*WHAT THIS TASK INVOLVES*
Reproduce each line bearing the word "אשקלון".

*RECORDS TO PROCESS*
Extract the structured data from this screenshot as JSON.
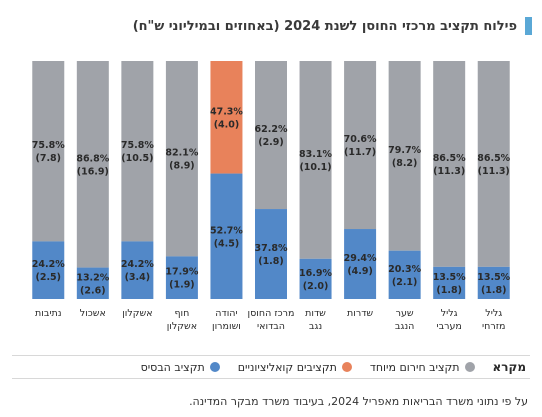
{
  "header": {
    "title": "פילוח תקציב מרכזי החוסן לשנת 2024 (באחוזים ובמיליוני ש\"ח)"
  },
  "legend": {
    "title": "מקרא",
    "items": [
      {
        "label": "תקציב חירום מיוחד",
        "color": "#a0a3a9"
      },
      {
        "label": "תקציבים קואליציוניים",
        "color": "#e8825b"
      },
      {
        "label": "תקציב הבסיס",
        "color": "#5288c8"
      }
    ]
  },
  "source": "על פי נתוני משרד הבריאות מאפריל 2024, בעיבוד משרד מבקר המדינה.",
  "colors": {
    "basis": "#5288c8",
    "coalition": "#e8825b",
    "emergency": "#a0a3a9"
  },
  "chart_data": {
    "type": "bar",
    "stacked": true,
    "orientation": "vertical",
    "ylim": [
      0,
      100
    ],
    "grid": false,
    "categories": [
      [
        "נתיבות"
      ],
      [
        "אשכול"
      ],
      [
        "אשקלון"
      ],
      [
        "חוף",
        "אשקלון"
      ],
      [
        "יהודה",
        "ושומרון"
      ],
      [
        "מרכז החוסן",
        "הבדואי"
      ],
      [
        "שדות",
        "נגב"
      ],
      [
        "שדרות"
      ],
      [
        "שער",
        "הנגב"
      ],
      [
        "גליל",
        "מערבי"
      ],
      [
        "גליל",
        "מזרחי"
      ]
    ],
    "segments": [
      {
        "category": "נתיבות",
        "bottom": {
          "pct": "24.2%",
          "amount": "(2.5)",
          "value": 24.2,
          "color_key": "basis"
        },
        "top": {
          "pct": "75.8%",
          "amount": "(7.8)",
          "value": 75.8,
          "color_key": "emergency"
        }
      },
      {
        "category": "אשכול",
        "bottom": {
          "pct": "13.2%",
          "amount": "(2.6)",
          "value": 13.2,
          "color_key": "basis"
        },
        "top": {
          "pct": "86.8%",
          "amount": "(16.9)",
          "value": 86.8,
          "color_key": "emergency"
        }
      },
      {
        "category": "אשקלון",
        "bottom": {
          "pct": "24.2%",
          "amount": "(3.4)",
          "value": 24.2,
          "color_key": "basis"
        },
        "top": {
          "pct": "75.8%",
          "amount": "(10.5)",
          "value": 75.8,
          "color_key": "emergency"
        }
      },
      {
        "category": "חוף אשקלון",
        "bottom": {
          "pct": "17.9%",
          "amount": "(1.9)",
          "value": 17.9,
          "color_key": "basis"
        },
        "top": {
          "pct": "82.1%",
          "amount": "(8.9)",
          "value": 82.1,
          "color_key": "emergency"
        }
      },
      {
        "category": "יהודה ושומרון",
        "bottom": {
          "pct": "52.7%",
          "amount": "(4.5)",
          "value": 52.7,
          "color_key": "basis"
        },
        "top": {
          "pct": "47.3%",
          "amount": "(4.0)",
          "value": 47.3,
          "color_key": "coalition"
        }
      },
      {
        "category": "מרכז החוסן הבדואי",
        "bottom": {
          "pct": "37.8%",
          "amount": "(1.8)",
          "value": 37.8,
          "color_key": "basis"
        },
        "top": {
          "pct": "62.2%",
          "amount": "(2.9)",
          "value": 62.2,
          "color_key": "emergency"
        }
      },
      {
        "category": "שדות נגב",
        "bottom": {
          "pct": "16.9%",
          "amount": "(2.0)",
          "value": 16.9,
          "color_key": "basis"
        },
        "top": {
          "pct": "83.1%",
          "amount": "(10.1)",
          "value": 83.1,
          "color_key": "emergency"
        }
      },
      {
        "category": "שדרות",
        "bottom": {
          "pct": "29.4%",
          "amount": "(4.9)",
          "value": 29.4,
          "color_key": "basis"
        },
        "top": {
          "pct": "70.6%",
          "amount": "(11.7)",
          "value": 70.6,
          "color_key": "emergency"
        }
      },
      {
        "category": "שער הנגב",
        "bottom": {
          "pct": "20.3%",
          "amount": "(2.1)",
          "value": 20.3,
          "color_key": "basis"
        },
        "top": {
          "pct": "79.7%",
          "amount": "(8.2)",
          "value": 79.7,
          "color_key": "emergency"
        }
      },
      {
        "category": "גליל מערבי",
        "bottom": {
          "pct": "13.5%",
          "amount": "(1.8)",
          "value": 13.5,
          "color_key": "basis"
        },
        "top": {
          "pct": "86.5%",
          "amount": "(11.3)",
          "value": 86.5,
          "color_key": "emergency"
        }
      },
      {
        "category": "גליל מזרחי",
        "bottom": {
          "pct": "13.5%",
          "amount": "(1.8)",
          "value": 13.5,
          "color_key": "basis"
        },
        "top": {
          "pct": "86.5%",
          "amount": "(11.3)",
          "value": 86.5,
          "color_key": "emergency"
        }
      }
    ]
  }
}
* * *
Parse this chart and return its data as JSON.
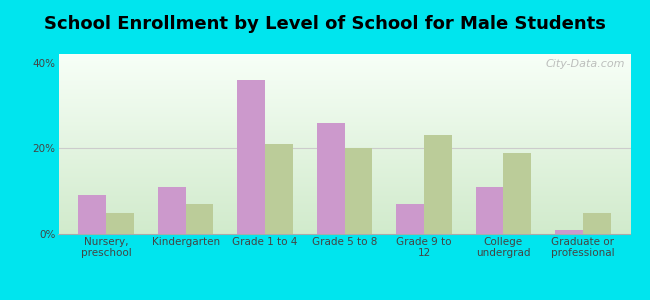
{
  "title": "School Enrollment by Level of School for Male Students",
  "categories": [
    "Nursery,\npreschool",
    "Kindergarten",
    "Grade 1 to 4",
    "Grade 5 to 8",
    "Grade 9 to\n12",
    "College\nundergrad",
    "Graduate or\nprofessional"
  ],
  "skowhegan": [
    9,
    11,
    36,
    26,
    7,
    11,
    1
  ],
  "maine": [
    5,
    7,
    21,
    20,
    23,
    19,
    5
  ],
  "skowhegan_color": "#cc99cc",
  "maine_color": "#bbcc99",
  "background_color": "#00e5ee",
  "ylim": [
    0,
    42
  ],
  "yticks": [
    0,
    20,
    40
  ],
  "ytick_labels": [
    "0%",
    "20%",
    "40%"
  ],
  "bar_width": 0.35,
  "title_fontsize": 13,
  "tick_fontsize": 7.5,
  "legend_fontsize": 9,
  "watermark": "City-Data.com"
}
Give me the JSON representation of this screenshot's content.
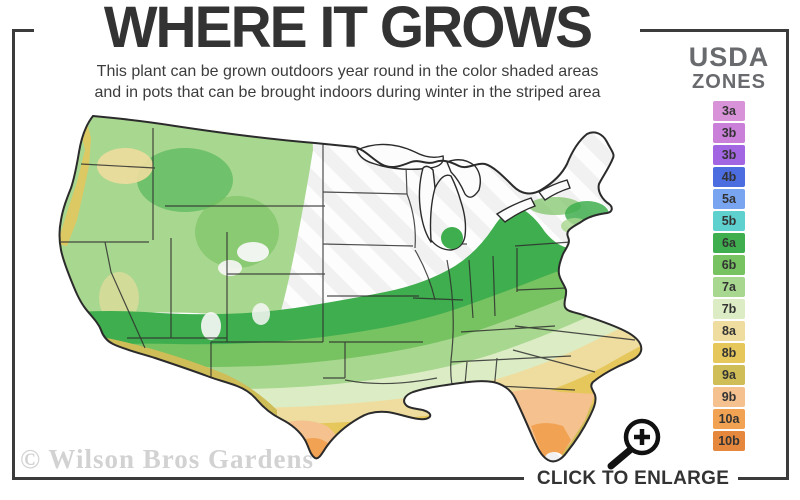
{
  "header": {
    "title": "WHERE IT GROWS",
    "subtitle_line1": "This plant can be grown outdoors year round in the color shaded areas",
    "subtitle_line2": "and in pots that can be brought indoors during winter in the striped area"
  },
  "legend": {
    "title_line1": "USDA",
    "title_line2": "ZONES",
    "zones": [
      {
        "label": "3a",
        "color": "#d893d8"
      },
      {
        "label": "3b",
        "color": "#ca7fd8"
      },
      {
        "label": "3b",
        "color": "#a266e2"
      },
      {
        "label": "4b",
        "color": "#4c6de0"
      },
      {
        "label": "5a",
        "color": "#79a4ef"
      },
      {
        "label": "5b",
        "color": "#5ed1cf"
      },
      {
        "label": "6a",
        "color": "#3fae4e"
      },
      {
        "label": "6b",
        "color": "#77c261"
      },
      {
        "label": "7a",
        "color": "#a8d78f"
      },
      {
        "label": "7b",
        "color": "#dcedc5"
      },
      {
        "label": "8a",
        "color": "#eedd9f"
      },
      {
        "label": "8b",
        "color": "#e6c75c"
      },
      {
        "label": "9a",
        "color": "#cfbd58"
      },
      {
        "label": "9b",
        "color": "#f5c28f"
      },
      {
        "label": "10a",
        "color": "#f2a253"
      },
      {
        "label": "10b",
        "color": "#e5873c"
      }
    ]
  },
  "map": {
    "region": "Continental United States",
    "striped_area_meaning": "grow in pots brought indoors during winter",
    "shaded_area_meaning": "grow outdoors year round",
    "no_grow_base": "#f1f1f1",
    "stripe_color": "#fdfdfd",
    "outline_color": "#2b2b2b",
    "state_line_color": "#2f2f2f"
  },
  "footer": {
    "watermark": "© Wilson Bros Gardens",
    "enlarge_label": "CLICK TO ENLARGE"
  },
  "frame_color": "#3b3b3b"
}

*EXERCISE OUTPUT*
        "אשקלון"
        "אשקלון"
        "category": "אשקלון",
        "category": "חוף אשקלון",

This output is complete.